**Material for this task**.
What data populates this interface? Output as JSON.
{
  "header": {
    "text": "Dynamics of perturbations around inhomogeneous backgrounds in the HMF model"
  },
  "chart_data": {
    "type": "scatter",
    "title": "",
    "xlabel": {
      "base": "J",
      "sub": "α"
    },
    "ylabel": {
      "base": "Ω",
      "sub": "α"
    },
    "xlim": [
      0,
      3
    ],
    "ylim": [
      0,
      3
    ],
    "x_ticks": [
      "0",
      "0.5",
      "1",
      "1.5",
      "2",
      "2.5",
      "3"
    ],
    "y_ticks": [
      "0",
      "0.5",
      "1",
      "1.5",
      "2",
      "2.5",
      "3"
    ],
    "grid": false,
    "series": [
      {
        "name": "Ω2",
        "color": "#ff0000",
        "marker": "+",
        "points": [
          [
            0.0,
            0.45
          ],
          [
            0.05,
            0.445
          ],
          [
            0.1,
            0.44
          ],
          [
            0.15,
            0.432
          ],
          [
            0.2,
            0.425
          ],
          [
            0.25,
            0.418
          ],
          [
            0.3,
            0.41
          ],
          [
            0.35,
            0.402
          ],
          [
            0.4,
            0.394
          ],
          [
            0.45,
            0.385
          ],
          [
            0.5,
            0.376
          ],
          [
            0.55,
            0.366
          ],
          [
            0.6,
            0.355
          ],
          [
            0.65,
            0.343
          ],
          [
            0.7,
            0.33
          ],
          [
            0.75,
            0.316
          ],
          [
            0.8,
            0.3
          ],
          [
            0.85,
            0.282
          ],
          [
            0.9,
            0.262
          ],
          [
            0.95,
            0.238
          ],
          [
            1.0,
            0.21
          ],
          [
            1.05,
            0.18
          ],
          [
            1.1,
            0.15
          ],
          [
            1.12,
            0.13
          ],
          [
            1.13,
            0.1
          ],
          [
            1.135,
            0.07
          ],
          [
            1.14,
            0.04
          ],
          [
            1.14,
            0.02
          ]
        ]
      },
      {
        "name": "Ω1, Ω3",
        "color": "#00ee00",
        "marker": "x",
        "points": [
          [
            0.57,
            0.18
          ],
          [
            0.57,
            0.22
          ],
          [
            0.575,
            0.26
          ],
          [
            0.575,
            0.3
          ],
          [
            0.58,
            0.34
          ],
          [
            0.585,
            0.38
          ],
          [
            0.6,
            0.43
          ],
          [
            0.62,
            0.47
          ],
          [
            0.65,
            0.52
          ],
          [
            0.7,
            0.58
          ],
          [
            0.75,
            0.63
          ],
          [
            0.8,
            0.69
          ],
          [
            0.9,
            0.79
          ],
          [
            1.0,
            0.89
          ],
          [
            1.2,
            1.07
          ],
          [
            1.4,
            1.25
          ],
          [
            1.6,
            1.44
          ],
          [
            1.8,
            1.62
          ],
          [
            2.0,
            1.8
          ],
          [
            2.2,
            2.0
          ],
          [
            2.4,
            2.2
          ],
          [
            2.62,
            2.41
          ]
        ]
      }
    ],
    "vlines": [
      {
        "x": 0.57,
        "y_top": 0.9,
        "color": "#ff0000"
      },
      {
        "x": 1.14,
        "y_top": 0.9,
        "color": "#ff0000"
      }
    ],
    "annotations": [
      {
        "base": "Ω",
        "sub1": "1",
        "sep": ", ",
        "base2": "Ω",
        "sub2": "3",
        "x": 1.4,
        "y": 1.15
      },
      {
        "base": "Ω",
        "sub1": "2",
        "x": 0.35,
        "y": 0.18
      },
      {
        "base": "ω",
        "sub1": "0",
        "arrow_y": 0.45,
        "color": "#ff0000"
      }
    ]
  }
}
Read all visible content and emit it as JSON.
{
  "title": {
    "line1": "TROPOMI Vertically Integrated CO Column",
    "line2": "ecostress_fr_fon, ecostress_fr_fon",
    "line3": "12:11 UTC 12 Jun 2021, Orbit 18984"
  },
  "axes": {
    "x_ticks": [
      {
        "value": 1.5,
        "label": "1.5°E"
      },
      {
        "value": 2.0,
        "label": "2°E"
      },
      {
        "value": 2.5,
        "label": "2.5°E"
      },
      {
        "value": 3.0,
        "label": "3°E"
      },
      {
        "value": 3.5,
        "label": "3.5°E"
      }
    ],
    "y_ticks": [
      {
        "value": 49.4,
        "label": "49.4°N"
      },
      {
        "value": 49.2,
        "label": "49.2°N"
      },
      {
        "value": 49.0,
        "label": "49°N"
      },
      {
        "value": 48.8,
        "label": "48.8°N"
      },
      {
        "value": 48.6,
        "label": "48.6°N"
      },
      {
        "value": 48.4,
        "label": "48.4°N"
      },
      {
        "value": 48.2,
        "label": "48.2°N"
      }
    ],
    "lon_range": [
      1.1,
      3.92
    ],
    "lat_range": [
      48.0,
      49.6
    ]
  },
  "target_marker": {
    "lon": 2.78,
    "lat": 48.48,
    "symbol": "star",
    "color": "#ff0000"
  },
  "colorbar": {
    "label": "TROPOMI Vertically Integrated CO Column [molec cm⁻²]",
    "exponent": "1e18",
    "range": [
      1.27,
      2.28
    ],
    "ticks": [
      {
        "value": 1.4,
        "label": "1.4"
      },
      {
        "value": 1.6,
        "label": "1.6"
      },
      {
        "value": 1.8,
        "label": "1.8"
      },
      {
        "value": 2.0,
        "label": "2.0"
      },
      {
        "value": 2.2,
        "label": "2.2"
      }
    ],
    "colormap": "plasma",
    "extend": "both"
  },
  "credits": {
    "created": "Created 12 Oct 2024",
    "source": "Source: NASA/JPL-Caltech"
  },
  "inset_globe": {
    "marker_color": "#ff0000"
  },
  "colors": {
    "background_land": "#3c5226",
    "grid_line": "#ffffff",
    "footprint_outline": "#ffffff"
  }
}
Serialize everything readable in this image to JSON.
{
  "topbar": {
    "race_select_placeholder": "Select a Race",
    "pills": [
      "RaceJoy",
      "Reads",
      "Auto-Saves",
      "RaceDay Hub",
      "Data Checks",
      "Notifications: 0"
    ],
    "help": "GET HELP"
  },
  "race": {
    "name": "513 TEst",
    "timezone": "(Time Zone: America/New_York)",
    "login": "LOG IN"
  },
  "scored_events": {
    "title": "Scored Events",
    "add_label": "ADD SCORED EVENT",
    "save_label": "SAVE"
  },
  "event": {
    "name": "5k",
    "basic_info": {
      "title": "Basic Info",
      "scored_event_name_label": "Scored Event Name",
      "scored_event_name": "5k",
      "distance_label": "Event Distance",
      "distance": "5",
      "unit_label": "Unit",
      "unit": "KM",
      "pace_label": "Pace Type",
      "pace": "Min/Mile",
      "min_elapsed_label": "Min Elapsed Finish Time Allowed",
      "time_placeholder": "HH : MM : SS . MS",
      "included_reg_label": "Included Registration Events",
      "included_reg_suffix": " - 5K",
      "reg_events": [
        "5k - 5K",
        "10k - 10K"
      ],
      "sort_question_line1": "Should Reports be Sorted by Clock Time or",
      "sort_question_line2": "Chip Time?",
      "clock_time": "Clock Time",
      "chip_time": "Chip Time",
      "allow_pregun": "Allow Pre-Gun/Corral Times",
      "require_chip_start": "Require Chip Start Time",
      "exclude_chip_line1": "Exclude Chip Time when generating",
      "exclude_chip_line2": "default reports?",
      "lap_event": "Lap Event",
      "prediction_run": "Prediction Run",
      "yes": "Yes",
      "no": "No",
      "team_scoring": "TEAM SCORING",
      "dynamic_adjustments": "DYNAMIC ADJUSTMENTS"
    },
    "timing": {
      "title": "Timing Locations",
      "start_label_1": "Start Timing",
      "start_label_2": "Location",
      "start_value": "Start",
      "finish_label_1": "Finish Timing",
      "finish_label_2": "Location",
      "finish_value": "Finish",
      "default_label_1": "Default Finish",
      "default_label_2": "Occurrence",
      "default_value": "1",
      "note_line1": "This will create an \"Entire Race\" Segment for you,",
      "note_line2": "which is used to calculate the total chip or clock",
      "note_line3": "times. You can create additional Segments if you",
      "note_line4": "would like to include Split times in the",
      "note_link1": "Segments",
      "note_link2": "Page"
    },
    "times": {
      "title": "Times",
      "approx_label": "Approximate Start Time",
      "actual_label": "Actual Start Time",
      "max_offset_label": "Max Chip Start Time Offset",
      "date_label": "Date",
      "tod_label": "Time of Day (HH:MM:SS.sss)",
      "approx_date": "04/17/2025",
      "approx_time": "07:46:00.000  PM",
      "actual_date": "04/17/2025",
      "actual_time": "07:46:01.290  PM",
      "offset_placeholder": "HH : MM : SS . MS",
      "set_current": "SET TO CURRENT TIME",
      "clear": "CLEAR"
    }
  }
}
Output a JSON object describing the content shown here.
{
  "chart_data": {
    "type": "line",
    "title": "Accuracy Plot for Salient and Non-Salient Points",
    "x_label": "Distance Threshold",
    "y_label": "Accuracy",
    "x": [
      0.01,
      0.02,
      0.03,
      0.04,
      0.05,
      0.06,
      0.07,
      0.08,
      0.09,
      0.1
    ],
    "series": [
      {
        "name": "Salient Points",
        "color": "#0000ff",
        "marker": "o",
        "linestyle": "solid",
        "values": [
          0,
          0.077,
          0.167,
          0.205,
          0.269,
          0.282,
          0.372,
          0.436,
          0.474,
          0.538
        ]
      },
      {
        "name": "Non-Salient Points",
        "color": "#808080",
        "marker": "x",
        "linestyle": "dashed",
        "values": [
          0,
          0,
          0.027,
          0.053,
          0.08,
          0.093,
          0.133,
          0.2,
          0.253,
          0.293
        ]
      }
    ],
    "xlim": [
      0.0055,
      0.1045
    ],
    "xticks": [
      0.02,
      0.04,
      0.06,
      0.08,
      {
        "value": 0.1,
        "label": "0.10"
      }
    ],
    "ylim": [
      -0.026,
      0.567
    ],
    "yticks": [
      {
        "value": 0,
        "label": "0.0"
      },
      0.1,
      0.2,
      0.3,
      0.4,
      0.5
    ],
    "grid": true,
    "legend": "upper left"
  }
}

**Aim**.
Locate all lines that include the word "Output" and copy them out.

**Exercise answer**.
What data populates this interface? Output as JSON.
Output a JSON object describing the content shown here.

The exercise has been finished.